======== Materials provided

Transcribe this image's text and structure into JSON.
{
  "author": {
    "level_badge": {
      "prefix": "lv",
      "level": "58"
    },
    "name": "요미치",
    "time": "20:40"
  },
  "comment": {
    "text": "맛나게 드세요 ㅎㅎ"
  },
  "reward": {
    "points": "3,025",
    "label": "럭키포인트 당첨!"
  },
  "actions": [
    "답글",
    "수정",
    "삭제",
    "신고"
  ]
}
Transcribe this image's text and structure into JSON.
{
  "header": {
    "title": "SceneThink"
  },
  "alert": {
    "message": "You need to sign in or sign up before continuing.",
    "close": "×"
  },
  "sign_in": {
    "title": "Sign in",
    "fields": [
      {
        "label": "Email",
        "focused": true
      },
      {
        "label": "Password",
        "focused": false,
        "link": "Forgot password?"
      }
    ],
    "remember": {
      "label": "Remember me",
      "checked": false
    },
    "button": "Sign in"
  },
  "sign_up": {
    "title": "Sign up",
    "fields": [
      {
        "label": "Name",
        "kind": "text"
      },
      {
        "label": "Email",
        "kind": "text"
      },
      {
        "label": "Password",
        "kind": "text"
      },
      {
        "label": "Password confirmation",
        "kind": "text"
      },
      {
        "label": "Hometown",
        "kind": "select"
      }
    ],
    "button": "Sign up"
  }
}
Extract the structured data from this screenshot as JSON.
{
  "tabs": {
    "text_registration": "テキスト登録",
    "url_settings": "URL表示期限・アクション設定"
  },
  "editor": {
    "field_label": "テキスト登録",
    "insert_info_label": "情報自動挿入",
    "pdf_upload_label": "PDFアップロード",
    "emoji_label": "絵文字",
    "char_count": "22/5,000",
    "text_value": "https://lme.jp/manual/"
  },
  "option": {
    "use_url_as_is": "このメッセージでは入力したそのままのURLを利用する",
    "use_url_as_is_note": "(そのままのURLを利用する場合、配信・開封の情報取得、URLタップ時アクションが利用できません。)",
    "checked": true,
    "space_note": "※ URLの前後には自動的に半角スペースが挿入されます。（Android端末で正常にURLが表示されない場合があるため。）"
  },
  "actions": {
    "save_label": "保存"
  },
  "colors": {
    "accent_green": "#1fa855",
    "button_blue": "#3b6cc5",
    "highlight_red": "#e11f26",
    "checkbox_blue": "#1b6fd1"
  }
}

================

__Task requirements__: Take the entries above and transcribe them exactly.

__Answer below__:
Transcribe this image's text and structure into JSON.
{
  "author": {
    "level_badge": {
      "prefix": "lv",
      "level": "58"
    },
    "name": "요미치",
    "time": "20:40"
  },
  "comment": {
    "text": "맛나게 드세요 ㅎㅎ"
  },
  "reward": {
    "points": "3,025",
    "label": "럭키포인트 당첨!"
  },
  "actions": [
    "답글",
    "수정",
    "삭제",
    "신고"
  ]
}
Transcribe this image's text and structure into JSON.
{
  "header": {
    "title": "SceneThink"
  },
  "alert": {
    "message": "You need to sign in or sign up before continuing.",
    "close": "×"
  },
  "sign_in": {
    "title": "Sign in",
    "fields": [
      {
        "label": "Email",
        "focused": true
      },
      {
        "label": "Password",
        "focused": false,
        "link": "Forgot password?"
      }
    ],
    "remember": {
      "label": "Remember me",
      "checked": false
    },
    "button": "Sign in"
  },
  "sign_up": {
    "title": "Sign up",
    "fields": [
      {
        "label": "Name",
        "kind": "text"
      },
      {
        "label": "Email",
        "kind": "text"
      },
      {
        "label": "Password",
        "kind": "text"
      },
      {
        "label": "Password confirmation",
        "kind": "text"
      },
      {
        "label": "Hometown",
        "kind": "select"
      }
    ],
    "button": "Sign up"
  }
}
Extract the structured data from this screenshot as JSON.
{
  "tabs": {
    "text_registration": "テキスト登録",
    "url_settings": "URL表示期限・アクション設定"
  },
  "editor": {
    "field_label": "テキスト登録",
    "insert_info_label": "情報自動挿入",
    "pdf_upload_label": "PDFアップロード",
    "emoji_label": "絵文字",
    "char_count": "22/5,000",
    "text_value": "https://lme.jp/manual/"
  },
  "option": {
    "use_url_as_is": "このメッセージでは入力したそのままのURLを利用する",
    "use_url_as_is_note": "(そのままのURLを利用する場合、配信・開封の情報取得、URLタップ時アクションが利用できません。)",
    "checked": true,
    "space_note": "※ URLの前後には自動的に半角スペースが挿入されます。（Android端末で正常にURLが表示されない場合があるため。）"
  },
  "actions": {
    "save_label": "保存"
  },
  "colors": {
    "accent_green": "#1fa855",
    "button_blue": "#3b6cc5",
    "highlight_red": "#e11f26",
    "checkbox_blue": "#1b6fd1"
  }
}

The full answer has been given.